-- Start --

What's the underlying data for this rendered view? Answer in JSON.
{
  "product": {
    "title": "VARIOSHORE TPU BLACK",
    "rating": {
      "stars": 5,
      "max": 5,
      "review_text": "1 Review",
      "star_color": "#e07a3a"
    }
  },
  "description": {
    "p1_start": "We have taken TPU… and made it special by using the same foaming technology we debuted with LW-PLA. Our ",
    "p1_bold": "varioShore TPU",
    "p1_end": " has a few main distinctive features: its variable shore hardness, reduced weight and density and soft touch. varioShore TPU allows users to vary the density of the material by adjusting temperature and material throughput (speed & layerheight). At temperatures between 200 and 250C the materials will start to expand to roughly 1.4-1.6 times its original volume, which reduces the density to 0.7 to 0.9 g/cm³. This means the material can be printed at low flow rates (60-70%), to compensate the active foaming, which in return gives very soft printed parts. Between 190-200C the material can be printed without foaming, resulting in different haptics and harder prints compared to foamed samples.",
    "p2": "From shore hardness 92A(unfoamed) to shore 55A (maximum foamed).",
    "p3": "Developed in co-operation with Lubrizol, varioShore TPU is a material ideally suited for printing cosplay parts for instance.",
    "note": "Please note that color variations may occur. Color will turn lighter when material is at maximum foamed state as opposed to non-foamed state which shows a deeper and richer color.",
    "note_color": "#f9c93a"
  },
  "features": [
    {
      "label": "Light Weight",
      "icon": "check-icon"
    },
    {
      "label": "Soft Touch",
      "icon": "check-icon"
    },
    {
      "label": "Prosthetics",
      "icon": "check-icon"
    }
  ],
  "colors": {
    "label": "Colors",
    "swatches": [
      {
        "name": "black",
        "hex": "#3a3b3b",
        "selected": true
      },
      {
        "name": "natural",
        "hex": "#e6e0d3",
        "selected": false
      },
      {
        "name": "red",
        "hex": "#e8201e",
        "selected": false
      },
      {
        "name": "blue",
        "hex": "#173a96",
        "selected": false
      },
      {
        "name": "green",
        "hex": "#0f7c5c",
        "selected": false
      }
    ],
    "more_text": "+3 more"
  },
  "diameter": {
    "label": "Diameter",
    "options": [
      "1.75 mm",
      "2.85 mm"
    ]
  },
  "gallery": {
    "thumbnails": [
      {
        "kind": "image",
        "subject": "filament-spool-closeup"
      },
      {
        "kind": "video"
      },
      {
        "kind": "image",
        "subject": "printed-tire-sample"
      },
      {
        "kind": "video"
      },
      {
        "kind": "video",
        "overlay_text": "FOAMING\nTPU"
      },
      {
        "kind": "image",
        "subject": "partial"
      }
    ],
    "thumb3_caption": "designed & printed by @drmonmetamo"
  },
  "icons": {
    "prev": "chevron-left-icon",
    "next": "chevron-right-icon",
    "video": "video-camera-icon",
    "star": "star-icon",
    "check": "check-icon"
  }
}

-- End --

**Problem:** Return all of the data precisely as it appears.

**Completed exercise:**
What's the underlying data for this rendered view? Answer in JSON.
{
  "product": {
    "title": "VARIOSHORE TPU BLACK",
    "rating": {
      "stars": 5,
      "max": 5,
      "review_text": "1 Review",
      "star_color": "#e07a3a"
    }
  },
  "description": {
    "p1_start": "We have taken TPU… and made it special by using the same foaming technology we debuted with LW-PLA. Our ",
    "p1_bold": "varioShore TPU",
    "p1_end": " has a few main distinctive features: its variable shore hardness, reduced weight and density and soft touch. varioShore TPU allows users to vary the density of the material by adjusting temperature and material throughput (speed & layerheight). At temperatures between 200 and 250C the materials will start to expand to roughly 1.4-1.6 times its original volume, which reduces the density to 0.7 to 0.9 g/cm³. This means the material can be printed at low flow rates (60-70%), to compensate the active foaming, which in return gives very soft printed parts. Between 190-200C the material can be printed without foaming, resulting in different haptics and harder prints compared to foamed samples.",
    "p2": "From shore hardness 92A(unfoamed) to shore 55A (maximum foamed).",
    "p3": "Developed in co-operation with Lubrizol, varioShore TPU is a material ideally suited for printing cosplay parts for instance.",
    "note": "Please note that color variations may occur. Color will turn lighter when material is at maximum foamed state as opposed to non-foamed state which shows a deeper and richer color.",
    "note_color": "#f9c93a"
  },
  "features": [
    {
      "label": "Light Weight",
      "icon": "check-icon"
    },
    {
      "label": "Soft Touch",
      "icon": "check-icon"
    },
    {
      "label": "Prosthetics",
      "icon": "check-icon"
    }
  ],
  "colors": {
    "label": "Colors",
    "swatches": [
      {
        "name": "black",
        "hex": "#3a3b3b",
        "selected": true
      },
      {
        "name": "natural",
        "hex": "#e6e0d3",
        "selected": false
      },
      {
        "name": "red",
        "hex": "#e8201e",
        "selected": false
      },
      {
        "name": "blue",
        "hex": "#173a96",
        "selected": false
      },
      {
        "name": "green",
        "hex": "#0f7c5c",
        "selected": false
      }
    ],
    "more_text": "+3 more"
  },
  "diameter": {
    "label": "Diameter",
    "options": [
      "1.75 mm",
      "2.85 mm"
    ]
  },
  "gallery": {
    "thumbnails": [
      {
        "kind": "image",
        "subject": "filament-spool-closeup"
      },
      {
        "kind": "video"
      },
      {
        "kind": "image",
        "subject": "printed-tire-sample"
      },
      {
        "kind": "video"
      },
      {
        "kind": "video",
        "overlay_text": "FOAMING\nTPU"
      },
      {
        "kind": "image",
        "subject": "partial"
      }
    ],
    "thumb3_caption": "designed & printed by @drmonmetamo"
  },
  "icons": {
    "prev": "chevron-left-icon",
    "next": "chevron-right-icon",
    "video": "video-camera-icon",
    "star": "star-icon",
    "check": "check-icon"
  }
}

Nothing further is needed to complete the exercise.